▸ Your objective
Reproduce all of the data exactly.

▸ Raw data

— begin —

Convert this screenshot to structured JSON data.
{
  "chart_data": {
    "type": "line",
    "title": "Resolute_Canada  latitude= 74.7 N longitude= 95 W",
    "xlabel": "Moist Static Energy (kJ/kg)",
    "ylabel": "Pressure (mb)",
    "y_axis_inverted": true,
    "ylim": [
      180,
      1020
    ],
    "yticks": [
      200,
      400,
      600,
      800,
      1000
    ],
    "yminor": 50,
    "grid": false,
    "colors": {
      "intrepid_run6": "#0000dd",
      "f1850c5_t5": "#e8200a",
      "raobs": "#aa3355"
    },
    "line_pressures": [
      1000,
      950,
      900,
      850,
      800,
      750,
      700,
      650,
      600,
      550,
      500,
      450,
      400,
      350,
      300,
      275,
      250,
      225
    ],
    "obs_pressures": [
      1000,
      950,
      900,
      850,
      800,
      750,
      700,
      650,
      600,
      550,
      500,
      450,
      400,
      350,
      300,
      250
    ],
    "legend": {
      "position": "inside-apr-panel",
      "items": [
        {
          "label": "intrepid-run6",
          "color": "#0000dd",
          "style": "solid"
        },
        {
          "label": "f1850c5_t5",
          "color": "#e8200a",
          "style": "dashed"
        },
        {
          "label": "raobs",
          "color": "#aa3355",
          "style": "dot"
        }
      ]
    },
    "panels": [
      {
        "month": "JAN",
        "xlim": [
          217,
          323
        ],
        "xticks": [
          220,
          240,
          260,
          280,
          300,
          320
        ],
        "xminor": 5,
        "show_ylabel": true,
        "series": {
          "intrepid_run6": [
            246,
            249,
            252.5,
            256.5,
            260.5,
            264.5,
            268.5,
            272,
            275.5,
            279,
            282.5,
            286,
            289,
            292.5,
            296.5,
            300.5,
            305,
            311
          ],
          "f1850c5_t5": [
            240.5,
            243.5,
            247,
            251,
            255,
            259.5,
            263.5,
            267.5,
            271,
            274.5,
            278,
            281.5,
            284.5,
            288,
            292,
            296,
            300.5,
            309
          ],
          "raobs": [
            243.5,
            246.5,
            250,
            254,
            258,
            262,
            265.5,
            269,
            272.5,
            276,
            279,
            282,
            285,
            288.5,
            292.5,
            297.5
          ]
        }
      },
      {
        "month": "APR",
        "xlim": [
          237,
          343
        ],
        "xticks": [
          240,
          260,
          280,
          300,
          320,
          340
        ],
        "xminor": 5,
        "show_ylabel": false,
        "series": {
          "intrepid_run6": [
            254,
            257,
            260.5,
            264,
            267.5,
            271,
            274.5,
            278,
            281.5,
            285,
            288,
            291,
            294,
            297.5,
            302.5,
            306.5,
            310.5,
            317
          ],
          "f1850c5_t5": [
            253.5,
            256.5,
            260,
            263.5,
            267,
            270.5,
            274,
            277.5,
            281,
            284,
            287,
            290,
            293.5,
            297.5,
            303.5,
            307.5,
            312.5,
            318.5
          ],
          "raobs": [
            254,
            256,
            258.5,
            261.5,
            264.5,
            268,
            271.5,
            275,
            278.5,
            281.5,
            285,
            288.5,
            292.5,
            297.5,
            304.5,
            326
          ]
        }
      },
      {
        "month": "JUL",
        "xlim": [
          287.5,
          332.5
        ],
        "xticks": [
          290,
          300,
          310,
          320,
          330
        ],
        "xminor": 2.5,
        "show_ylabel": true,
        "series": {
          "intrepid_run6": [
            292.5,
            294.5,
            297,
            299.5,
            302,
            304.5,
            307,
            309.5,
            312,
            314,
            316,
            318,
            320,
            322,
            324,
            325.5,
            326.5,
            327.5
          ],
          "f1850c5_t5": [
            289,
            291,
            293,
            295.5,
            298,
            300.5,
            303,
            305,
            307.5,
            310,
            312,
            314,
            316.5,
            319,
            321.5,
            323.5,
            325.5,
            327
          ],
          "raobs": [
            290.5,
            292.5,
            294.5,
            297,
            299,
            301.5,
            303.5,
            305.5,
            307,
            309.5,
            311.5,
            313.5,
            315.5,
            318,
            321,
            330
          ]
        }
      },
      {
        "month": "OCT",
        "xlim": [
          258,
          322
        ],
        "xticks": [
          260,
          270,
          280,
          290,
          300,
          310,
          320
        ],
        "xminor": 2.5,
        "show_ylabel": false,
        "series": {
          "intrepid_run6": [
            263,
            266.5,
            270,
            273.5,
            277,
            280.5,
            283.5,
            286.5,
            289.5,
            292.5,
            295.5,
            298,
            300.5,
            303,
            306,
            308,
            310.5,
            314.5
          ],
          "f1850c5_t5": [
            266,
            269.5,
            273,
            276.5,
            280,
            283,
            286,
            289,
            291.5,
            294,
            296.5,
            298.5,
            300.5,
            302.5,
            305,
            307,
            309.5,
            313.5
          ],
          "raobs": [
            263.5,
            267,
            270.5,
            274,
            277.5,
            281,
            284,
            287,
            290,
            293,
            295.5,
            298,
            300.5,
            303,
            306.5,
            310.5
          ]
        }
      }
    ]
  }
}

— end —

▸ Answer to the exercise
Convert this screenshot to structured JSON data.
{
  "chart_data": {
    "type": "line",
    "title": "Resolute_Canada  latitude= 74.7 N longitude= 95 W",
    "xlabel": "Moist Static Energy (kJ/kg)",
    "ylabel": "Pressure (mb)",
    "y_axis_inverted": true,
    "ylim": [
      180,
      1020
    ],
    "yticks": [
      200,
      400,
      600,
      800,
      1000
    ],
    "yminor": 50,
    "grid": false,
    "colors": {
      "intrepid_run6": "#0000dd",
      "f1850c5_t5": "#e8200a",
      "raobs": "#aa3355"
    },
    "line_pressures": [
      1000,
      950,
      900,
      850,
      800,
      750,
      700,
      650,
      600,
      550,
      500,
      450,
      400,
      350,
      300,
      275,
      250,
      225
    ],
    "obs_pressures": [
      1000,
      950,
      900,
      850,
      800,
      750,
      700,
      650,
      600,
      550,
      500,
      450,
      400,
      350,
      300,
      250
    ],
    "legend": {
      "position": "inside-apr-panel",
      "items": [
        {
          "label": "intrepid-run6",
          "color": "#0000dd",
          "style": "solid"
        },
        {
          "label": "f1850c5_t5",
          "color": "#e8200a",
          "style": "dashed"
        },
        {
          "label": "raobs",
          "color": "#aa3355",
          "style": "dot"
        }
      ]
    },
    "panels": [
      {
        "month": "JAN",
        "xlim": [
          217,
          323
        ],
        "xticks": [
          220,
          240,
          260,
          280,
          300,
          320
        ],
        "xminor": 5,
        "show_ylabel": true,
        "series": {
          "intrepid_run6": [
            246,
            249,
            252.5,
            256.5,
            260.5,
            264.5,
            268.5,
            272,
            275.5,
            279,
            282.5,
            286,
            289,
            292.5,
            296.5,
            300.5,
            305,
            311
          ],
          "f1850c5_t5": [
            240.5,
            243.5,
            247,
            251,
            255,
            259.5,
            263.5,
            267.5,
            271,
            274.5,
            278,
            281.5,
            284.5,
            288,
            292,
            296,
            300.5,
            309
          ],
          "raobs": [
            243.5,
            246.5,
            250,
            254,
            258,
            262,
            265.5,
            269,
            272.5,
            276,
            279,
            282,
            285,
            288.5,
            292.5,
            297.5
          ]
        }
      },
      {
        "month": "APR",
        "xlim": [
          237,
          343
        ],
        "xticks": [
          240,
          260,
          280,
          300,
          320,
          340
        ],
        "xminor": 5,
        "show_ylabel": false,
        "series": {
          "intrepid_run6": [
            254,
            257,
            260.5,
            264,
            267.5,
            271,
            274.5,
            278,
            281.5,
            285,
            288,
            291,
            294,
            297.5,
            302.5,
            306.5,
            310.5,
            317
          ],
          "f1850c5_t5": [
            253.5,
            256.5,
            260,
            263.5,
            267,
            270.5,
            274,
            277.5,
            281,
            284,
            287,
            290,
            293.5,
            297.5,
            303.5,
            307.5,
            312.5,
            318.5
          ],
          "raobs": [
            254,
            256,
            258.5,
            261.5,
            264.5,
            268,
            271.5,
            275,
            278.5,
            281.5,
            285,
            288.5,
            292.5,
            297.5,
            304.5,
            326
          ]
        }
      },
      {
        "month": "JUL",
        "xlim": [
          287.5,
          332.5
        ],
        "xticks": [
          290,
          300,
          310,
          320,
          330
        ],
        "xminor": 2.5,
        "show_ylabel": true,
        "series": {
          "intrepid_run6": [
            292.5,
            294.5,
            297,
            299.5,
            302,
            304.5,
            307,
            309.5,
            312,
            314,
            316,
            318,
            320,
            322,
            324,
            325.5,
            326.5,
            327.5
          ],
          "f1850c5_t5": [
            289,
            291,
            293,
            295.5,
            298,
            300.5,
            303,
            305,
            307.5,
            310,
            312,
            314,
            316.5,
            319,
            321.5,
            323.5,
            325.5,
            327
          ],
          "raobs": [
            290.5,
            292.5,
            294.5,
            297,
            299,
            301.5,
            303.5,
            305.5,
            307,
            309.5,
            311.5,
            313.5,
            315.5,
            318,
            321,
            330
          ]
        }
      },
      {
        "month": "OCT",
        "xlim": [
          258,
          322
        ],
        "xticks": [
          260,
          270,
          280,
          290,
          300,
          310,
          320
        ],
        "xminor": 2.5,
        "show_ylabel": false,
        "series": {
          "intrepid_run6": [
            263,
            266.5,
            270,
            273.5,
            277,
            280.5,
            283.5,
            286.5,
            289.5,
            292.5,
            295.5,
            298,
            300.5,
            303,
            306,
            308,
            310.5,
            314.5
          ],
          "f1850c5_t5": [
            266,
            269.5,
            273,
            276.5,
            280,
            283,
            286,
            289,
            291.5,
            294,
            296.5,
            298.5,
            300.5,
            302.5,
            305,
            307,
            309.5,
            313.5
          ],
          "raobs": [
            263.5,
            267,
            270.5,
            274,
            277.5,
            281,
            284,
            287,
            290,
            293,
            295.5,
            298,
            300.5,
            303,
            306.5,
            310.5
          ]
        }
      }
    ]
  }
}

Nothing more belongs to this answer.